+++ RECORDS SHOWN
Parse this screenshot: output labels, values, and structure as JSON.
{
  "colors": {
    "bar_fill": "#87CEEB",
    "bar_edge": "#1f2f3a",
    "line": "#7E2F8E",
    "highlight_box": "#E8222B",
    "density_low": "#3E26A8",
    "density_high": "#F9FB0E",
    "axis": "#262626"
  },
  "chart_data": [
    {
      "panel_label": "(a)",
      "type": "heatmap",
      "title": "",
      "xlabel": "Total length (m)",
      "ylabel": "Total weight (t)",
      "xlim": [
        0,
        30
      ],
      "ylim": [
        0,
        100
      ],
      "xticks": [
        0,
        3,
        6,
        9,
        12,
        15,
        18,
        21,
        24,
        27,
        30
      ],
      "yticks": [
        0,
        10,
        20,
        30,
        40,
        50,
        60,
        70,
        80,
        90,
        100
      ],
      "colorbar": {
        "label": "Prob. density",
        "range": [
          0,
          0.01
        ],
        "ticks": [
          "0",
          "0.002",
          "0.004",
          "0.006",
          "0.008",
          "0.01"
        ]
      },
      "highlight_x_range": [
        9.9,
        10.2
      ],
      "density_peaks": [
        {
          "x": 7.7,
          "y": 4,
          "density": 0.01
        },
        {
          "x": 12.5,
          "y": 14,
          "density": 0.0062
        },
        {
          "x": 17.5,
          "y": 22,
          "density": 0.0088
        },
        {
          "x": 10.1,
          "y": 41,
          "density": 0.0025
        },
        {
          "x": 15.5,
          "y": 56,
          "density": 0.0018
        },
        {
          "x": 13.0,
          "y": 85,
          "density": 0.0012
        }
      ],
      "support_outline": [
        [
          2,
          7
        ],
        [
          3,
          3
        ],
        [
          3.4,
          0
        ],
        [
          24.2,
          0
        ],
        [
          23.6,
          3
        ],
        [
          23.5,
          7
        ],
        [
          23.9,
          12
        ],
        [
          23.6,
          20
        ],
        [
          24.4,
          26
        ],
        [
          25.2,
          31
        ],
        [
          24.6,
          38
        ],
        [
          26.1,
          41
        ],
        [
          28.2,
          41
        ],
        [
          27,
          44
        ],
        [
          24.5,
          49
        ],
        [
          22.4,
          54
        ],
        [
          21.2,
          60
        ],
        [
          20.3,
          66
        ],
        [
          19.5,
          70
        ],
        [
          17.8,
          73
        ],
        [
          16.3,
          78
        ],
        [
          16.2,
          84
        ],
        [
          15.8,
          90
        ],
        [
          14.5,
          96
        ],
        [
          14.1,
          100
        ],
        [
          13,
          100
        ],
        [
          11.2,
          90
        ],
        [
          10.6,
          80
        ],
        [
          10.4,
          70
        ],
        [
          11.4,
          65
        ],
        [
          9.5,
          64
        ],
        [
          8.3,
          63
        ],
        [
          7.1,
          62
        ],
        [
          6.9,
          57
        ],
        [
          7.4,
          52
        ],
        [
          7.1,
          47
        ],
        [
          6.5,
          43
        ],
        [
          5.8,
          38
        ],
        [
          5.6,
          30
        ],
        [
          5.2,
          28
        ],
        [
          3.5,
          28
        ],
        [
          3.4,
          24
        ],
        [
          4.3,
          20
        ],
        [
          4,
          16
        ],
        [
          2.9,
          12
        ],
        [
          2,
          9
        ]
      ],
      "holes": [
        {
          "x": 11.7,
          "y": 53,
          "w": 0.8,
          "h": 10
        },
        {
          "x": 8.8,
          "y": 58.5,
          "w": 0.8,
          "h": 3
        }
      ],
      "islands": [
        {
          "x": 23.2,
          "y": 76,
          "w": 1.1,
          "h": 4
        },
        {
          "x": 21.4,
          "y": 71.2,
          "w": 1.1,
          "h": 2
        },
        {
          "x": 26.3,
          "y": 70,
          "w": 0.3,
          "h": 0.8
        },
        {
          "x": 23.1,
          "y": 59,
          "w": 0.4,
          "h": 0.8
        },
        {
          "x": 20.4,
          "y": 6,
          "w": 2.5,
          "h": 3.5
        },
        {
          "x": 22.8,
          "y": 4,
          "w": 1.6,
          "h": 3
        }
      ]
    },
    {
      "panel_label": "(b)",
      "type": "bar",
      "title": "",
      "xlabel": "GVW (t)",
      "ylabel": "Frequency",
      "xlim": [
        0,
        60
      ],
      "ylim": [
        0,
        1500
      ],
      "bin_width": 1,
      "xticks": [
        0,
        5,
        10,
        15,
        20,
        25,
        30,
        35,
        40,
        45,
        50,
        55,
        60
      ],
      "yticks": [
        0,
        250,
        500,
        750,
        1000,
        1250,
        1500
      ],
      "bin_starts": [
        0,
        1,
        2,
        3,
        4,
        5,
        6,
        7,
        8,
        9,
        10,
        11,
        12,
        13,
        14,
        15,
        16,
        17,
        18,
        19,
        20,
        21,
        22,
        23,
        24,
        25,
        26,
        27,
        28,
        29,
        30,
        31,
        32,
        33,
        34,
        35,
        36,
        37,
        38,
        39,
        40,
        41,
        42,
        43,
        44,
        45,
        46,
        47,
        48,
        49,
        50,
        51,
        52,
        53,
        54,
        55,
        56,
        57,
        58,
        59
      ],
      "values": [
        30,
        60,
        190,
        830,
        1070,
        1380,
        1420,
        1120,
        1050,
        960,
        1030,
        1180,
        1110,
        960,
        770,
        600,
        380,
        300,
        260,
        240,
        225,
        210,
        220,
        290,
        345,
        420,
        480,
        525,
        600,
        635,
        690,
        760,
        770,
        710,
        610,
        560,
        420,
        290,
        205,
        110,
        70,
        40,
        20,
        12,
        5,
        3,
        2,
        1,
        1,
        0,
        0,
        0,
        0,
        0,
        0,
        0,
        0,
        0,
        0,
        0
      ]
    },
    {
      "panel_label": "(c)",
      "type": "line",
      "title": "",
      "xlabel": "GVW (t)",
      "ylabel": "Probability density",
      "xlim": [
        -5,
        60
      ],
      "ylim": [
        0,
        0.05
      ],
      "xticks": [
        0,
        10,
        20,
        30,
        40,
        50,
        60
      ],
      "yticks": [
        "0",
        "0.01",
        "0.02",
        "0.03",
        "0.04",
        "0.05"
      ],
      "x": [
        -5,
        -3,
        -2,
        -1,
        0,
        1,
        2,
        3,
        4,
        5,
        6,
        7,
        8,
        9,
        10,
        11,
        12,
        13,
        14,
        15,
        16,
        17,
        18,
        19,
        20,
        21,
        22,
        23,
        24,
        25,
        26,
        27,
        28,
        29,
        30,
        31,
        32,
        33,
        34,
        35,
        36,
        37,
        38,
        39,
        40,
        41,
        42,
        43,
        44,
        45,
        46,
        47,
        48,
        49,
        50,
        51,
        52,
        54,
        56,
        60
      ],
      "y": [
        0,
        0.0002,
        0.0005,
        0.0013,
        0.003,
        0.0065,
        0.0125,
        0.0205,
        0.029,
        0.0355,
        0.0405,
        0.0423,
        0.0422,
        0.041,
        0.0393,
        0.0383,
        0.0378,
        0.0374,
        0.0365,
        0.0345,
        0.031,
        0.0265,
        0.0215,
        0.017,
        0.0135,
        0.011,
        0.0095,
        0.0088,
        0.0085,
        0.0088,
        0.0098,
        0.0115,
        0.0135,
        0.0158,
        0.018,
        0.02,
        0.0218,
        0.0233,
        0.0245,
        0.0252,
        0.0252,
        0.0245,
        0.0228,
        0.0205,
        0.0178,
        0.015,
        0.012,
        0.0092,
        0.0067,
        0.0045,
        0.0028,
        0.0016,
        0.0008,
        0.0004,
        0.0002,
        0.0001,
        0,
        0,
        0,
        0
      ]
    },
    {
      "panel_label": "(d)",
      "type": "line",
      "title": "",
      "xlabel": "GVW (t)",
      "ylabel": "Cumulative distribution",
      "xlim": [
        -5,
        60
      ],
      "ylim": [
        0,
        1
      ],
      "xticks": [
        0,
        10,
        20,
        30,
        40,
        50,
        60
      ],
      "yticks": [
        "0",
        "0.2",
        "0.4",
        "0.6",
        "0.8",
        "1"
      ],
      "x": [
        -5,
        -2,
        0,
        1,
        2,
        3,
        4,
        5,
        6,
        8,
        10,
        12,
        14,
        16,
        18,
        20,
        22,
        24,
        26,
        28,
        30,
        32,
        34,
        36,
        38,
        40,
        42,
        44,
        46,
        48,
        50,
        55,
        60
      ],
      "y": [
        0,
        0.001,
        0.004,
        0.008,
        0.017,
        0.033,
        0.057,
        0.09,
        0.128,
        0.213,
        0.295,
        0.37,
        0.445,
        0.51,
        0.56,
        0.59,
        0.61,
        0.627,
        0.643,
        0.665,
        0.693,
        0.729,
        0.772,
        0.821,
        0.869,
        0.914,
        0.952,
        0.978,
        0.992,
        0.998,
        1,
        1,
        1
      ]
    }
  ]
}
++++++
In the records above, how many lines contain the string "values"? State that number only.

2